(Data records)

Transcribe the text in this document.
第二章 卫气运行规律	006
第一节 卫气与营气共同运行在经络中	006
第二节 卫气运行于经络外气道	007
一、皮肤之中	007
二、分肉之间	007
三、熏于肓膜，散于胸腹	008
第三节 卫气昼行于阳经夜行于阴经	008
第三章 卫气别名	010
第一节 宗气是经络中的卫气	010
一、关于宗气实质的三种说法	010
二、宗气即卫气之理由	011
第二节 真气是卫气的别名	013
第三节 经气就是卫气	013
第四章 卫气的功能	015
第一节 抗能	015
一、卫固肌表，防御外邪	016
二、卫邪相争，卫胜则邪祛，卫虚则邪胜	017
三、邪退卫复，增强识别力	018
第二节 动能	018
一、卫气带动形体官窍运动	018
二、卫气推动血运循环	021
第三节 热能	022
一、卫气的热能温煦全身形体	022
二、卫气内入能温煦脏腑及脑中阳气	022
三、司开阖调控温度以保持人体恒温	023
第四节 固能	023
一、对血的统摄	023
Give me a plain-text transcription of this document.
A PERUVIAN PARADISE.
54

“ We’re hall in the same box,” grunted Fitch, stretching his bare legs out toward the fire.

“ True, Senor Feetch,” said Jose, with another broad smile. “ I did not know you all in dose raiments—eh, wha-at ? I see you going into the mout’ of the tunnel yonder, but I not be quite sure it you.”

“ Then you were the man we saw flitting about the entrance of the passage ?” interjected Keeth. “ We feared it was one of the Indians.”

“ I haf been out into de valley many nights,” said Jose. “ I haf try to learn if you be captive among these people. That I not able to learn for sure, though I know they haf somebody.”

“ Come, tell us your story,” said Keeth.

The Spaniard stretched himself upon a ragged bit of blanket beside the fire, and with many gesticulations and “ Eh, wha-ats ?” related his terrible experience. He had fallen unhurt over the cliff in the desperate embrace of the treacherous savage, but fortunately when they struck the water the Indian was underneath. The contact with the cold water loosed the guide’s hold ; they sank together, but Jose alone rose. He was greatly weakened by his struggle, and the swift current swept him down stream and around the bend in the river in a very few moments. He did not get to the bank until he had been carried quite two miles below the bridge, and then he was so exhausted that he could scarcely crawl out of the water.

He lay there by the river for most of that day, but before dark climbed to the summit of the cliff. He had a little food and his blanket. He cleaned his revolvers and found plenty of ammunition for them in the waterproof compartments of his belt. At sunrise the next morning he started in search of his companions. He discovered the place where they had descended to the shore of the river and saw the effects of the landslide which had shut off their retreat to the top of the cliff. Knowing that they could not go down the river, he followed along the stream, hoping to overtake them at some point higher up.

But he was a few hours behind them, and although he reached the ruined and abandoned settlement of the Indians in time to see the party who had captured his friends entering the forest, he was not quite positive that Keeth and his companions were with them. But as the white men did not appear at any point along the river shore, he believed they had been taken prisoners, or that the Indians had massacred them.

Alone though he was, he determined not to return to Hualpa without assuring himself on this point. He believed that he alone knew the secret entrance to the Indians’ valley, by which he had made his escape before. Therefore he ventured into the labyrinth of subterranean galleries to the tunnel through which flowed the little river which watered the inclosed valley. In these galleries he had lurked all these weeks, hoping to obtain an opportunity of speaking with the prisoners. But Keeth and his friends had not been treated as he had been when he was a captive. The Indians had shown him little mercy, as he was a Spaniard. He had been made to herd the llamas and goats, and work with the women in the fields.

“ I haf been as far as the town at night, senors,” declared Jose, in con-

Task objective = Exactly as written, please output every entry.

Result of the exercise =
Transcribe the text in this document.
第二章 卫气运行规律	006
第一节 卫气与营气共同运行在经络中	006
第二节 卫气运行于经络外气道	007
一、皮肤之中	007
二、分肉之间	007
三、熏于肓膜，散于胸腹	008
第三节 卫气昼行于阳经夜行于阴经	008
第三章 卫气别名	010
第一节 宗气是经络中的卫气	010
一、关于宗气实质的三种说法	010
二、宗气即卫气之理由	011
第二节 真气是卫气的别名	013
第三节 经气就是卫气	013
第四章 卫气的功能	015
第一节 抗能	015
一、卫固肌表，防御外邪	016
二、卫邪相争，卫胜则邪祛，卫虚则邪胜	017
三、邪退卫复，增强识别力	018
第二节 动能	018
一、卫气带动形体官窍运动	018
二、卫气推动血运循环	021
第三节 热能	022
一、卫气的热能温煦全身形体	022
二、卫气内入能温煦脏腑及脑中阳气	022
三、司开阖调控温度以保持人体恒温	023
第四节 固能	023
一、对血的统摄	023
Give me a plain-text transcription of this document.
A PERUVIAN PARADISE.
54

“ We’re hall in the same box,” grunted Fitch, stretching his bare legs out toward the fire.

“ True, Senor Feetch,” said Jose, with another broad smile. “ I did not know you all in dose raiments—eh, wha-at ? I see you going into the mout’ of the tunnel yonder, but I not be quite sure it you.”

“ Then you were the man we saw flitting about the entrance of the passage ?” interjected Keeth. “ We feared it was one of the Indians.”

“ I haf been out into de valley many nights,” said Jose. “ I haf try to learn if you be captive among these people. That I not able to learn for sure, though I know they haf somebody.”

“ Come, tell us your story,” said Keeth.

The Spaniard stretched himself upon a ragged bit of blanket beside the fire, and with many gesticulations and “ Eh, wha-ats ?” related his terrible experience. He had fallen unhurt over the cliff in the desperate embrace of the treacherous savage, but fortunately when they struck the water the Indian was underneath. The contact with the cold water loosed the guide’s hold ; they sank together, but Jose alone rose. He was greatly weakened by his struggle, and the swift current swept him down stream and around the bend in the river in a very few moments. He did not get to the bank until he had been carried quite two miles below the bridge, and then he was so exhausted that he could scarcely crawl out of the water.

He lay there by the river for most of that day, but before dark climbed to the summit of the cliff. He had a little food and his blanket. He cleaned his revolvers and found plenty of ammunition for them in the waterproof compartments of his belt. At sunrise the next morning he started in search of his companions. He discovered the place where they had descended to the shore of the river and saw the effects of the landslide which had shut off their retreat to the top of the cliff. Knowing that they could not go down the river, he followed along the stream, hoping to overtake them at some point higher up.

But he was a few hours behind them, and although he reached the ruined and abandoned settlement of the Indians in time to see the party who had captured his friends entering the forest, he was not quite positive that Keeth and his companions were with them. But as the white men did not appear at any point along the river shore, he believed they had been taken prisoners, or that the Indians had massacred them.

Alone though he was, he determined not to return to Hualpa without assuring himself on this point. He believed that he alone knew the secret entrance to the Indians’ valley, by which he had made his escape before. Therefore he ventured into the labyrinth of subterranean galleries to the tunnel through which flowed the little river which watered the inclosed valley. In these galleries he had lurked all these weeks, hoping to obtain an opportunity of speaking with the prisoners. But Keeth and his friends had not been treated as he had been when he was a captive. The Indians had shown him little mercy, as he was a Spaniard. He had been made to herd the llamas and goats, and work with the women in the fields.

“ I haf been as far as the town at night, senors,” declared Jose, in con-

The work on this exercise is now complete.